> **WHAT THIS TASK INVOLVES**
In your copy, include every line of the listing below exactly but none of the pictures.

(Entries from a visual dataset)
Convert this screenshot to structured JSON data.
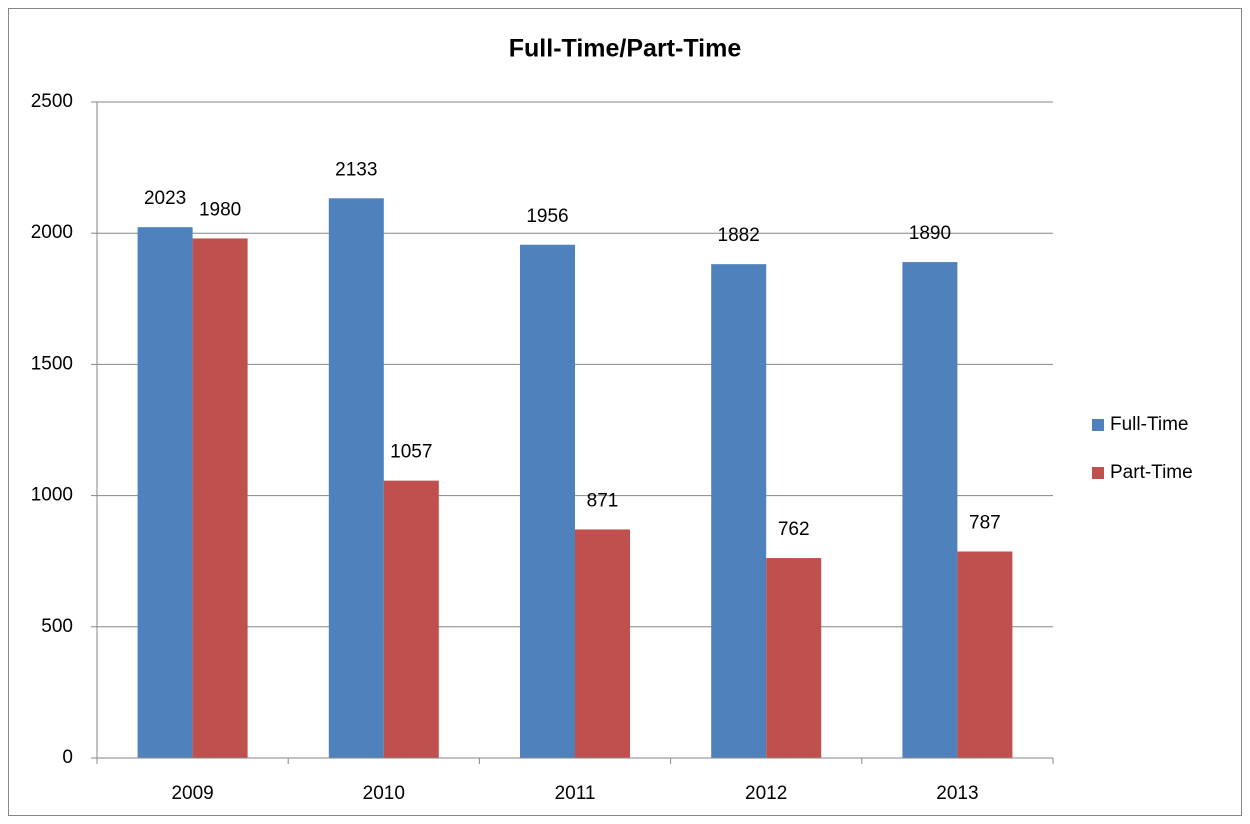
{
  "chart_data": {
    "type": "bar",
    "title": "Full-Time/Part-Time",
    "categories": [
      "2009",
      "2010",
      "2011",
      "2012",
      "2013"
    ],
    "series": [
      {
        "name": "Full-Time",
        "color": "#4f81bd",
        "values": [
          2023,
          2133,
          1956,
          1882,
          1890
        ]
      },
      {
        "name": "Part-Time",
        "color": "#c0504d",
        "values": [
          1980,
          1057,
          871,
          762,
          787
        ]
      }
    ],
    "ylim": [
      0,
      2500
    ],
    "yticks": [
      0,
      500,
      1000,
      1500,
      2000,
      2500
    ],
    "grid": true,
    "legend": "right"
  }
}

> **RESPONSE TO THIS TASK**
Convert this screenshot to structured JSON data.
{
  "chart_data": {
    "type": "bar",
    "title": "Full-Time/Part-Time",
    "categories": [
      "2009",
      "2010",
      "2011",
      "2012",
      "2013"
    ],
    "series": [
      {
        "name": "Full-Time",
        "color": "#4f81bd",
        "values": [
          2023,
          2133,
          1956,
          1882,
          1890
        ]
      },
      {
        "name": "Part-Time",
        "color": "#c0504d",
        "values": [
          1980,
          1057,
          871,
          762,
          787
        ]
      }
    ],
    "ylim": [
      0,
      2500
    ],
    "yticks": [
      0,
      500,
      1000,
      1500,
      2000,
      2500
    ],
    "grid": true,
    "legend": "right"
  }
}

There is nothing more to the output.